INFORMATION SUPPLIED >>

# # # # #

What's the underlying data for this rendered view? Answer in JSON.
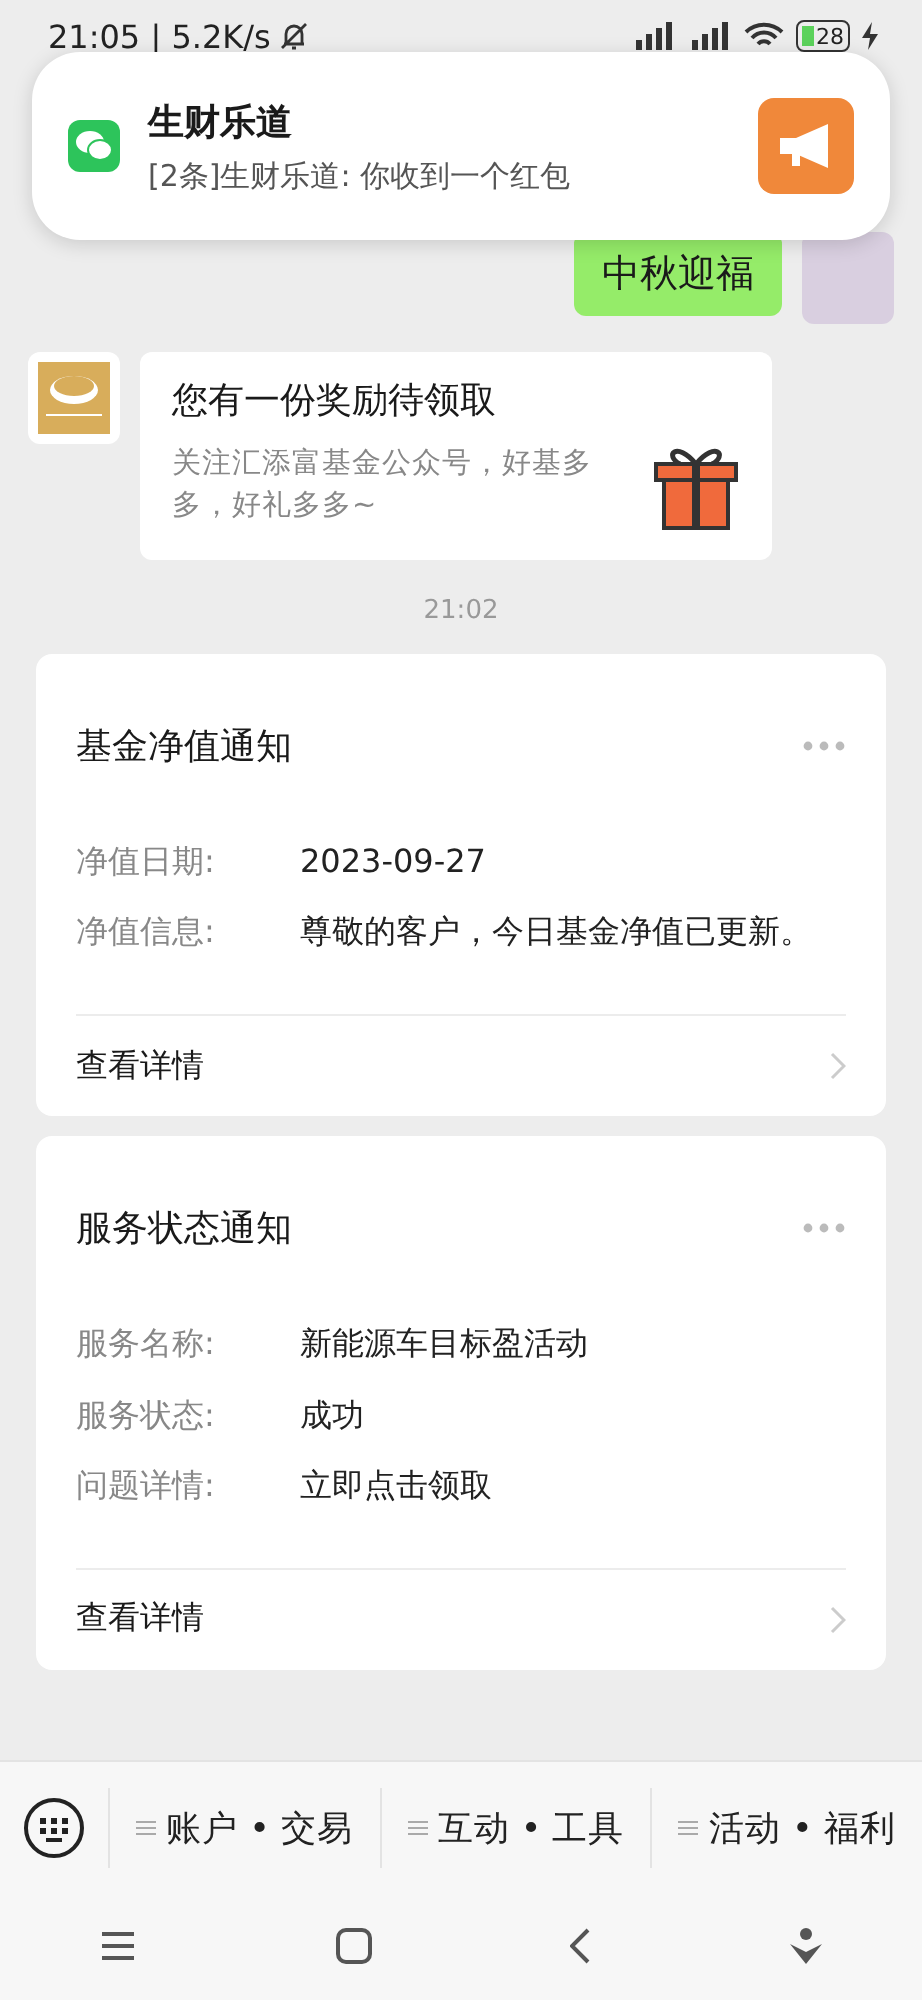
{
  "status_bar": {
    "time": "21:05",
    "separator": "|",
    "speed": "5.2K/s",
    "battery": "28"
  },
  "notification": {
    "app": "生财乐道",
    "message": "[2条]生财乐道: 你收到一个红包"
  },
  "messages": [
    {
      "kind": "text",
      "text": "中秋迎福"
    },
    {
      "kind": "promo",
      "title": "您有一份奖励待领取",
      "body": "关注汇添富基金公众号，好基多多，好礼多多~"
    }
  ],
  "timestamp": "21:02",
  "cards": [
    {
      "title": "基金净值通知",
      "fields": [
        {
          "label": "净值日期:",
          "value": "2023-09-27"
        },
        {
          "label": "净值信息:",
          "value": "尊敬的客户，今日基金净值已更新。"
        }
      ],
      "link": "查看详情"
    },
    {
      "title": "服务状态通知",
      "fields": [
        {
          "label": "服务名称:",
          "value": "新能源车目标盈活动"
        },
        {
          "label": "服务状态:",
          "value": "成功"
        },
        {
          "label": "问题详情:",
          "value": "立即点击领取"
        }
      ],
      "link": "查看详情"
    }
  ],
  "menu_tabs": [
    "账户 • 交易",
    "互动 • 工具",
    "活动 • 福利"
  ]
}
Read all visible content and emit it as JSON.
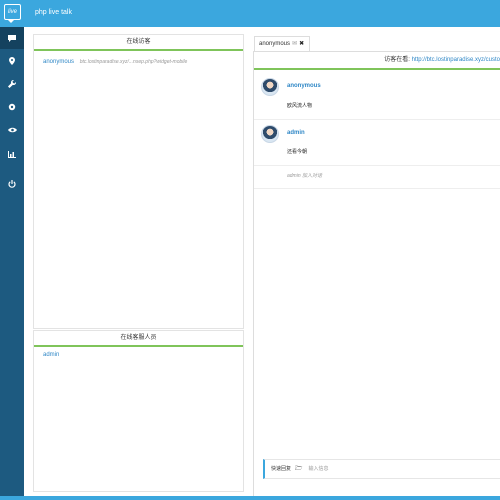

# # # # #

Leaving the pictures aside, transcribe the entire listing exactly.

FINISHED TASK >>
What's the underlying data for this rendered view? Answer in JSON.
{
  "status_bar": {
    "time": "21:05",
    "separator": "|",
    "speed": "5.2K/s",
    "battery": "28"
  },
  "notification": {
    "app": "生财乐道",
    "message": "[2条]生财乐道: 你收到一个红包"
  },
  "messages": [
    {
      "kind": "text",
      "text": "中秋迎福"
    },
    {
      "kind": "promo",
      "title": "您有一份奖励待领取",
      "body": "关注汇添富基金公众号，好基多多，好礼多多~"
    }
  ],
  "timestamp": "21:02",
  "cards": [
    {
      "title": "基金净值通知",
      "fields": [
        {
          "label": "净值日期:",
          "value": "2023-09-27"
        },
        {
          "label": "净值信息:",
          "value": "尊敬的客户，今日基金净值已更新。"
        }
      ],
      "link": "查看详情"
    },
    {
      "title": "服务状态通知",
      "fields": [
        {
          "label": "服务名称:",
          "value": "新能源车目标盈活动"
        },
        {
          "label": "服务状态:",
          "value": "成功"
        },
        {
          "label": "问题详情:",
          "value": "立即点击领取"
        }
      ],
      "link": "查看详情"
    }
  ],
  "menu_tabs": [
    "账户 • 交易",
    "互动 • 工具",
    "活动 • 福利"
  ]
}
Read all visible content and emit it as JSON.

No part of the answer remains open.